## Goal
Restate each of the lines below word for word and drop every picture.

## Materials provided
──────────

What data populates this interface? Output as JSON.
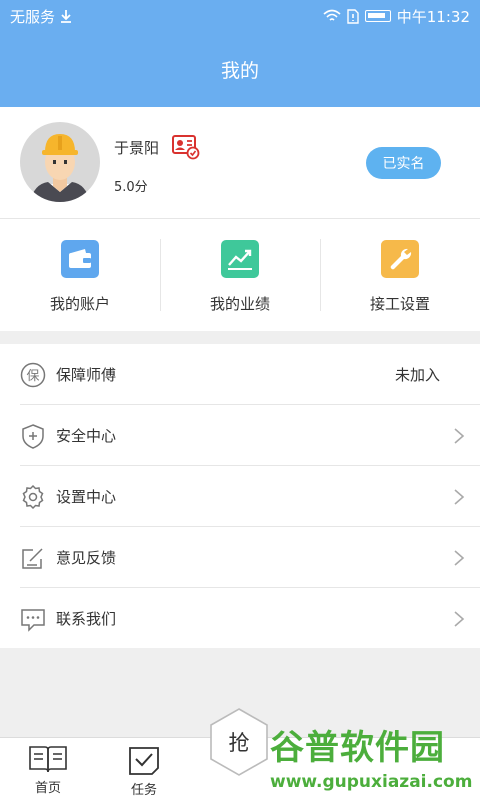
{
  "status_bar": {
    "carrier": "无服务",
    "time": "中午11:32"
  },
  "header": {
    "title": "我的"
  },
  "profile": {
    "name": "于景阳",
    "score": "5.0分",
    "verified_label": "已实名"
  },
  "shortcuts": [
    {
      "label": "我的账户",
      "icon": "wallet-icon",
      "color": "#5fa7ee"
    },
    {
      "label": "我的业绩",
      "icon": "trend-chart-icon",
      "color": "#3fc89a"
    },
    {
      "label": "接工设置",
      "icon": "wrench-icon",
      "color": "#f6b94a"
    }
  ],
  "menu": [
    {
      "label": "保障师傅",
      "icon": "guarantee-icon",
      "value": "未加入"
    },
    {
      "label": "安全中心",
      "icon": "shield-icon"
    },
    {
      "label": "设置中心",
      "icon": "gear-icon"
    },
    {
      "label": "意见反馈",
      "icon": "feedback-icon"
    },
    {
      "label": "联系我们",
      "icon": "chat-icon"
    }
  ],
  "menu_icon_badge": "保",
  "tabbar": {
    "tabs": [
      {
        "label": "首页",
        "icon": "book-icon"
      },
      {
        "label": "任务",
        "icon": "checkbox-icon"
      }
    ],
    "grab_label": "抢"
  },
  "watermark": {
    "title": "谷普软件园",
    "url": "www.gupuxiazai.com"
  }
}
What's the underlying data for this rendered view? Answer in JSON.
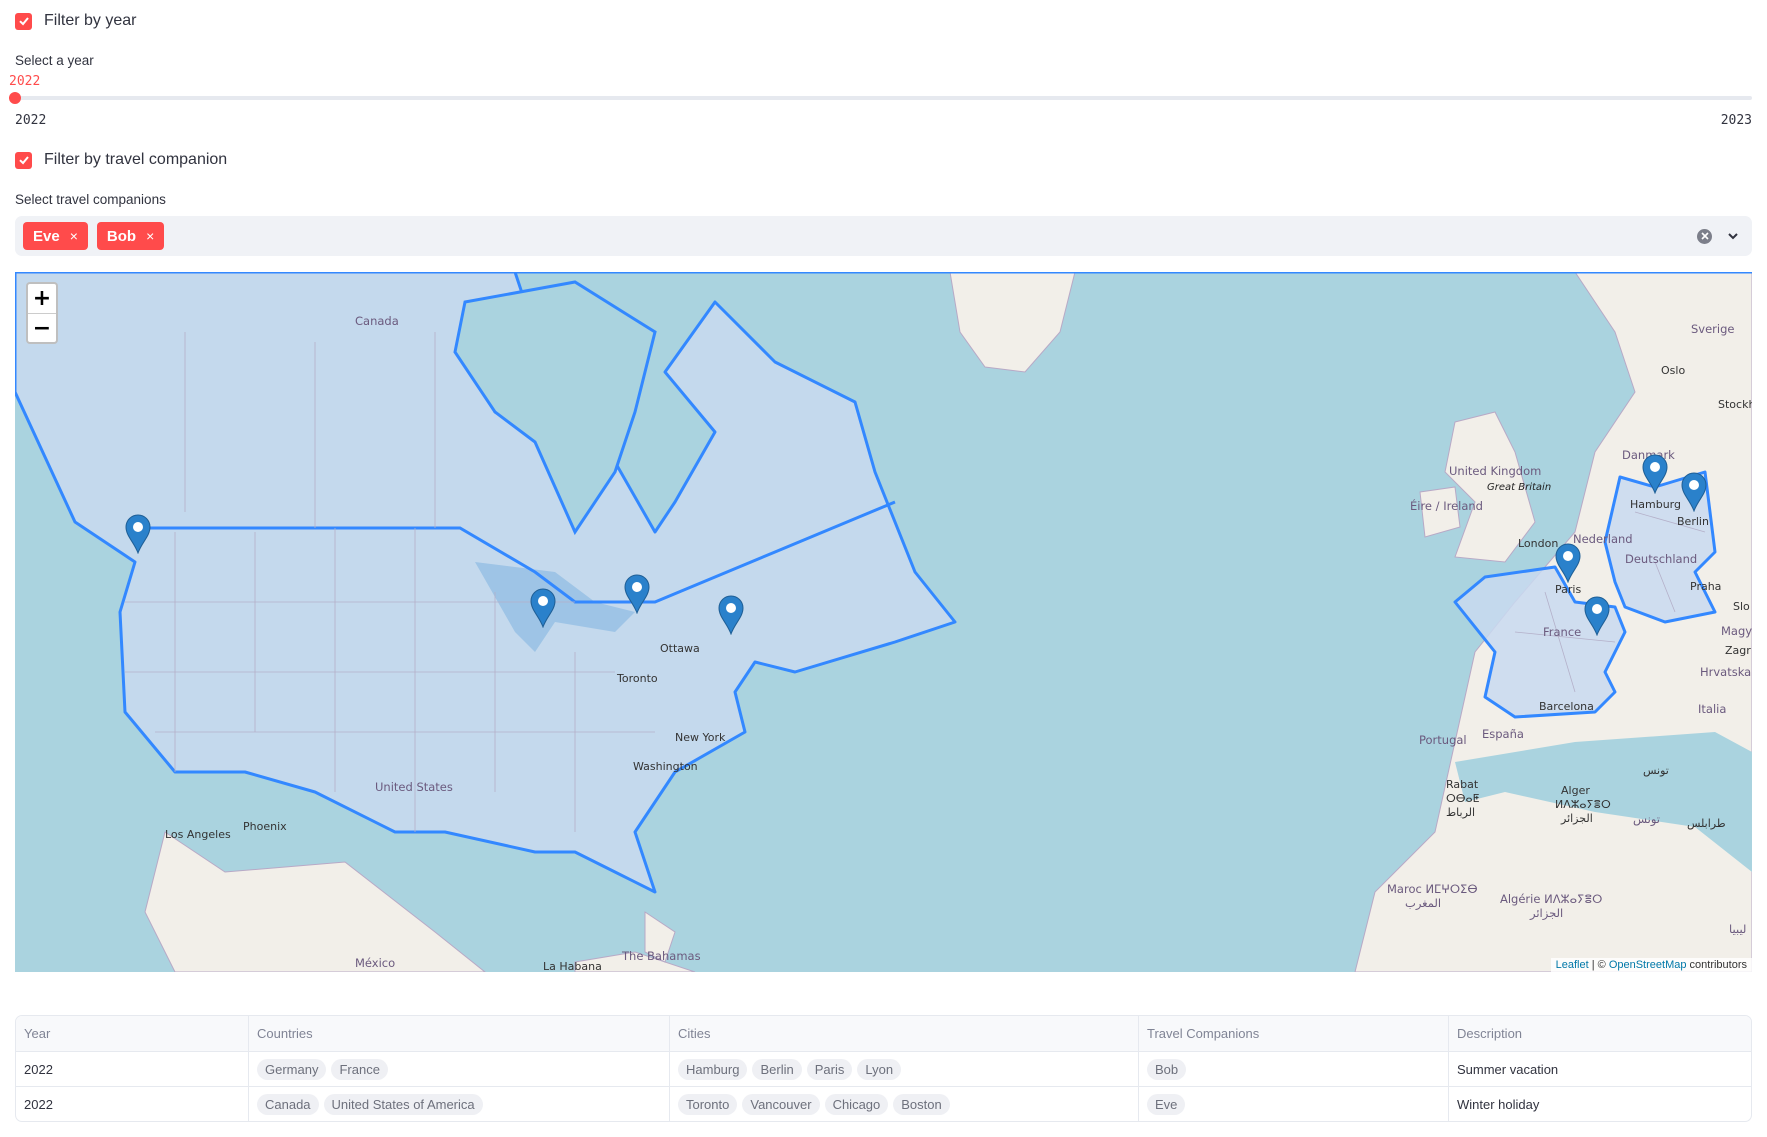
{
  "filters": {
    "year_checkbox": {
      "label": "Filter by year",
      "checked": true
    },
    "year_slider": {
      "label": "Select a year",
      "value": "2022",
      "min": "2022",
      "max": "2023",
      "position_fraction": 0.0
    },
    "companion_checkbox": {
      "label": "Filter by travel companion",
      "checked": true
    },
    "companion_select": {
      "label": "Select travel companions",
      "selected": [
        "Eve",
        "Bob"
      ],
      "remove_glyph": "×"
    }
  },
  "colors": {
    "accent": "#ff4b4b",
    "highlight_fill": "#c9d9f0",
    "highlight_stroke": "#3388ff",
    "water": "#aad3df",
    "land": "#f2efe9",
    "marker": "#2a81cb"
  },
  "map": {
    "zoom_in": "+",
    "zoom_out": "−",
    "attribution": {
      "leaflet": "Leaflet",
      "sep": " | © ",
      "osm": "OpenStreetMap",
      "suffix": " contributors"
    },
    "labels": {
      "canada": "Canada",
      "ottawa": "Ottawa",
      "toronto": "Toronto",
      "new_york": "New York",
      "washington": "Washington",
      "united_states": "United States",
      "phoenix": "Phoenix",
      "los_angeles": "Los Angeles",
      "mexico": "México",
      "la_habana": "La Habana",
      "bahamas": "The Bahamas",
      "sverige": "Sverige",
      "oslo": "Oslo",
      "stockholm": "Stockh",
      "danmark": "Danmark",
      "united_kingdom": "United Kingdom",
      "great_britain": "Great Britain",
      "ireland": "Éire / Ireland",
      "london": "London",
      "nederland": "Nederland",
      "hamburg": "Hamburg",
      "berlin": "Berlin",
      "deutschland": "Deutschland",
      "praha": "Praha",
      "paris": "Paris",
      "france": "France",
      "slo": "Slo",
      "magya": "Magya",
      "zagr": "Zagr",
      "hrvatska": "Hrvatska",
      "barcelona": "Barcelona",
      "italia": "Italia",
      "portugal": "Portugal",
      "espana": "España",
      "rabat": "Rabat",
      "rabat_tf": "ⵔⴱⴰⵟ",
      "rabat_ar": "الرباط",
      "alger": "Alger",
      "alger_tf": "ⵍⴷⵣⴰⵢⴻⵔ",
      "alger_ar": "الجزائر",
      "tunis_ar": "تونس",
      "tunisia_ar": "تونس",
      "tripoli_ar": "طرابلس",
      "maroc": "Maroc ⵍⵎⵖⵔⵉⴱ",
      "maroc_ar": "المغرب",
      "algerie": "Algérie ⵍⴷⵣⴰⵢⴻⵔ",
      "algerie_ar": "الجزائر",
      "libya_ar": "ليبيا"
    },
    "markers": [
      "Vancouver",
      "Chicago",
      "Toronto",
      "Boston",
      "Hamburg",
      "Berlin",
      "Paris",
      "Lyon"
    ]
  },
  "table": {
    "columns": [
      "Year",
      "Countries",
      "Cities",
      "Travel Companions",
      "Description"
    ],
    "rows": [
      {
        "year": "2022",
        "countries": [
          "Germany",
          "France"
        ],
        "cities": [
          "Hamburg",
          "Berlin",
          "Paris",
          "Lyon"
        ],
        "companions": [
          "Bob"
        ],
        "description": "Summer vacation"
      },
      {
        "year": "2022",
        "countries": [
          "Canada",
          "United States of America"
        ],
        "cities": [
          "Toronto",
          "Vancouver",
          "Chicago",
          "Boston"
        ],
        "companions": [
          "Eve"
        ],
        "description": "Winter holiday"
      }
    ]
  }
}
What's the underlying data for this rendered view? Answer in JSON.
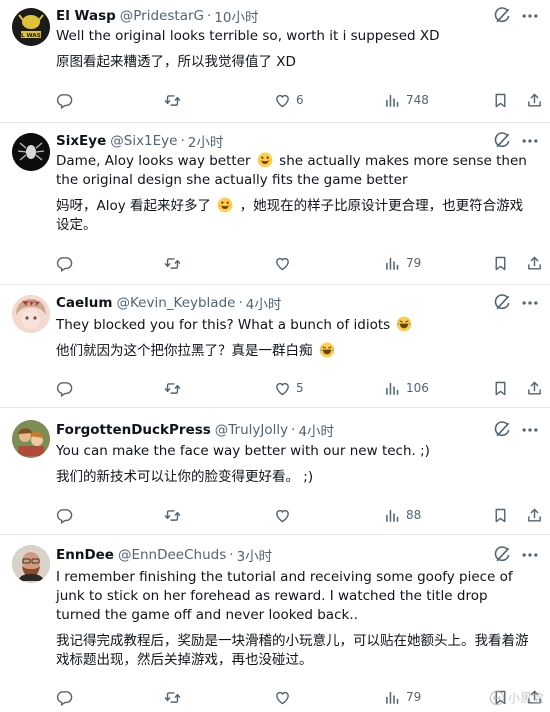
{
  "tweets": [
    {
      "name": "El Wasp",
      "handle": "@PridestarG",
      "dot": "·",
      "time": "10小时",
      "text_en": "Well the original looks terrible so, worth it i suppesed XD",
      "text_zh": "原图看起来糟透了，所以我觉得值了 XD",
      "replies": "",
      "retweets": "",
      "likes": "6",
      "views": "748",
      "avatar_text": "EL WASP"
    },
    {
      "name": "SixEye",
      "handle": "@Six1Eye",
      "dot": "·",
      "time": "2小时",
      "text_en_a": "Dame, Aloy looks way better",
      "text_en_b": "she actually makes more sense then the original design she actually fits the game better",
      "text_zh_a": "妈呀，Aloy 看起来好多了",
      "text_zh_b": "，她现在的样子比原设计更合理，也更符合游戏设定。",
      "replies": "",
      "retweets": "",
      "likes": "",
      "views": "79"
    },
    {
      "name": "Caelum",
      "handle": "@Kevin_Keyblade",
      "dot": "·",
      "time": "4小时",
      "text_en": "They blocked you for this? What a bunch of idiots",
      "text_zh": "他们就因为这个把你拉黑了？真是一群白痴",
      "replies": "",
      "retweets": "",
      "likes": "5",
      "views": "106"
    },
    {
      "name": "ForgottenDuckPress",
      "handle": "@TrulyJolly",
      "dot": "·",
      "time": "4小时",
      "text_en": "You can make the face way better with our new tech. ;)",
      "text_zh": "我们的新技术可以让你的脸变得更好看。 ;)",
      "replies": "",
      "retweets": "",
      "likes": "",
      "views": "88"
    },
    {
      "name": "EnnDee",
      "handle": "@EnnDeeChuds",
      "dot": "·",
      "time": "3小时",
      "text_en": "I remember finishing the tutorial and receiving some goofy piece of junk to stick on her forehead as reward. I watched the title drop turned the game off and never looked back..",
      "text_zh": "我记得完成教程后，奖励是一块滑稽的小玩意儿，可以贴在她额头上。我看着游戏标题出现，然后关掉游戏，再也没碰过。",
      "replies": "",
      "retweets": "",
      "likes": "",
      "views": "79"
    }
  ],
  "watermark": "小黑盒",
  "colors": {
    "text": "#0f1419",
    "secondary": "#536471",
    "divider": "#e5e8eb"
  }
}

──────────

## Reply to the task
What data populates this interface? Output as JSON.
{
  "status_bar": {
    "carrier": "无服务",
    "time": "中午11:32"
  },
  "header": {
    "title": "我的"
  },
  "profile": {
    "name": "于景阳",
    "score": "5.0分",
    "verified_label": "已实名"
  },
  "shortcuts": [
    {
      "label": "我的账户",
      "icon": "wallet-icon",
      "color": "#5fa7ee"
    },
    {
      "label": "我的业绩",
      "icon": "trend-chart-icon",
      "color": "#3fc89a"
    },
    {
      "label": "接工设置",
      "icon": "wrench-icon",
      "color": "#f6b94a"
    }
  ],
  "menu": [
    {
      "label": "保障师傅",
      "icon": "guarantee-icon",
      "value": "未加入"
    },
    {
      "label": "安全中心",
      "icon": "shield-icon"
    },
    {
      "label": "设置中心",
      "icon": "gear-icon"
    },
    {
      "label": "意见反馈",
      "icon": "feedback-icon"
    },
    {
      "label": "联系我们",
      "icon": "chat-icon"
    }
  ],
  "menu_icon_badge": "保",
  "tabbar": {
    "tabs": [
      {
        "label": "首页",
        "icon": "book-icon"
      },
      {
        "label": "任务",
        "icon": "checkbox-icon"
      }
    ],
    "grab_label": "抢"
  },
  "watermark": {
    "title": "谷普软件园",
    "url": "www.gupuxiazai.com"
  }
}
What's the underlying data for this rendered view? Answer in JSON.
{
  "filters": {
    "year_checkbox": {
      "label": "Filter by year",
      "checked": true
    },
    "year_slider": {
      "label": "Select a year",
      "value": "2022",
      "min": "2022",
      "max": "2023",
      "position_fraction": 0.0
    },
    "companion_checkbox": {
      "label": "Filter by travel companion",
      "checked": true
    },
    "companion_select": {
      "label": "Select travel companions",
      "selected": [
        "Eve",
        "Bob"
      ],
      "remove_glyph": "×"
    }
  },
  "colors": {
    "accent": "#ff4b4b",
    "highlight_fill": "#c9d9f0",
    "highlight_stroke": "#3388ff",
    "water": "#aad3df",
    "land": "#f2efe9",
    "marker": "#2a81cb"
  },
  "map": {
    "zoom_in": "+",
    "zoom_out": "−",
    "attribution": {
      "leaflet": "Leaflet",
      "sep": " | © ",
      "osm": "OpenStreetMap",
      "suffix": " contributors"
    },
    "labels": {
      "canada": "Canada",
      "ottawa": "Ottawa",
      "toronto": "Toronto",
      "new_york": "New York",
      "washington": "Washington",
      "united_states": "United States",
      "phoenix": "Phoenix",
      "los_angeles": "Los Angeles",
      "mexico": "México",
      "la_habana": "La Habana",
      "bahamas": "The Bahamas",
      "sverige": "Sverige",
      "oslo": "Oslo",
      "stockholm": "Stockh",
      "danmark": "Danmark",
      "united_kingdom": "United Kingdom",
      "great_britain": "Great Britain",
      "ireland": "Éire / Ireland",
      "london": "London",
      "nederland": "Nederland",
      "hamburg": "Hamburg",
      "berlin": "Berlin",
      "deutschland": "Deutschland",
      "praha": "Praha",
      "paris": "Paris",
      "france": "France",
      "slo": "Slo",
      "magya": "Magya",
      "zagr": "Zagr",
      "hrvatska": "Hrvatska",
      "barcelona": "Barcelona",
      "italia": "Italia",
      "portugal": "Portugal",
      "espana": "España",
      "rabat": "Rabat",
      "rabat_tf": "ⵔⴱⴰⵟ",
      "rabat_ar": "الرباط",
      "alger": "Alger",
      "alger_tf": "ⵍⴷⵣⴰⵢⴻⵔ",
      "alger_ar": "الجزائر",
      "tunis_ar": "تونس",
      "tunisia_ar": "تونس",
      "tripoli_ar": "طرابلس",
      "maroc": "Maroc ⵍⵎⵖⵔⵉⴱ",
      "maroc_ar": "المغرب",
      "algerie": "Algérie ⵍⴷⵣⴰⵢⴻⵔ",
      "algerie_ar": "الجزائر",
      "libya_ar": "ليبيا"
    },
    "markers": [
      "Vancouver",
      "Chicago",
      "Toronto",
      "Boston",
      "Hamburg",
      "Berlin",
      "Paris",
      "Lyon"
    ]
  },
  "table": {
    "columns": [
      "Year",
      "Countries",
      "Cities",
      "Travel Companions",
      "Description"
    ],
    "rows": [
      {
        "year": "2022",
        "countries": [
          "Germany",
          "France"
        ],
        "cities": [
          "Hamburg",
          "Berlin",
          "Paris",
          "Lyon"
        ],
        "companions": [
          "Bob"
        ],
        "description": "Summer vacation"
      },
      {
        "year": "2022",
        "countries": [
          "Canada",
          "United States of America"
        ],
        "cities": [
          "Toronto",
          "Vancouver",
          "Chicago",
          "Boston"
        ],
        "companions": [
          "Eve"
        ],
        "description": "Winter holiday"
      }
    ]
  }
}
What's the underlying data for this rendered view? Answer in JSON.
{
  "tweets": [
    {
      "name": "El Wasp",
      "handle": "@PridestarG",
      "dot": "·",
      "time": "10小时",
      "text_en": "Well the original looks terrible so, worth it i suppesed XD",
      "text_zh": "原图看起来糟透了，所以我觉得值了 XD",
      "replies": "",
      "retweets": "",
      "likes": "6",
      "views": "748",
      "avatar_text": "EL WASP"
    },
    {
      "name": "SixEye",
      "handle": "@Six1Eye",
      "dot": "·",
      "time": "2小时",
      "text_en_a": "Dame, Aloy looks way better",
      "text_en_b": "she actually makes more sense then the original design she actually fits the game better",
      "text_zh_a": "妈呀，Aloy 看起来好多了",
      "text_zh_b": "，她现在的样子比原设计更合理，也更符合游戏设定。",
      "replies": "",
      "retweets": "",
      "likes": "",
      "views": "79"
    },
    {
      "name": "Caelum",
      "handle": "@Kevin_Keyblade",
      "dot": "·",
      "time": "4小时",
      "text_en": "They blocked you for this? What a bunch of idiots",
      "text_zh": "他们就因为这个把你拉黑了？真是一群白痴",
      "replies": "",
      "retweets": "",
      "likes": "5",
      "views": "106"
    },
    {
      "name": "ForgottenDuckPress",
      "handle": "@TrulyJolly",
      "dot": "·",
      "time": "4小时",
      "text_en": "You can make the face way better with our new tech. ;)",
      "text_zh": "我们的新技术可以让你的脸变得更好看。 ;)",
      "replies": "",
      "retweets": "",
      "likes": "",
      "views": "88"
    },
    {
      "name": "EnnDee",
      "handle": "@EnnDeeChuds",
      "dot": "·",
      "time": "3小时",
      "text_en": "I remember finishing the tutorial and receiving some goofy piece of junk to stick on her forehead as reward. I watched the title drop turned the game off and never looked back..",
      "text_zh": "我记得完成教程后，奖励是一块滑稽的小玩意儿，可以贴在她额头上。我看着游戏标题出现，然后关掉游戏，再也没碰过。",
      "replies": "",
      "retweets": "",
      "likes": "",
      "views": "79"
    }
  ],
  "watermark": "小黑盒",
  "colors": {
    "text": "#0f1419",
    "secondary": "#536471",
    "divider": "#e5e8eb"
  }
}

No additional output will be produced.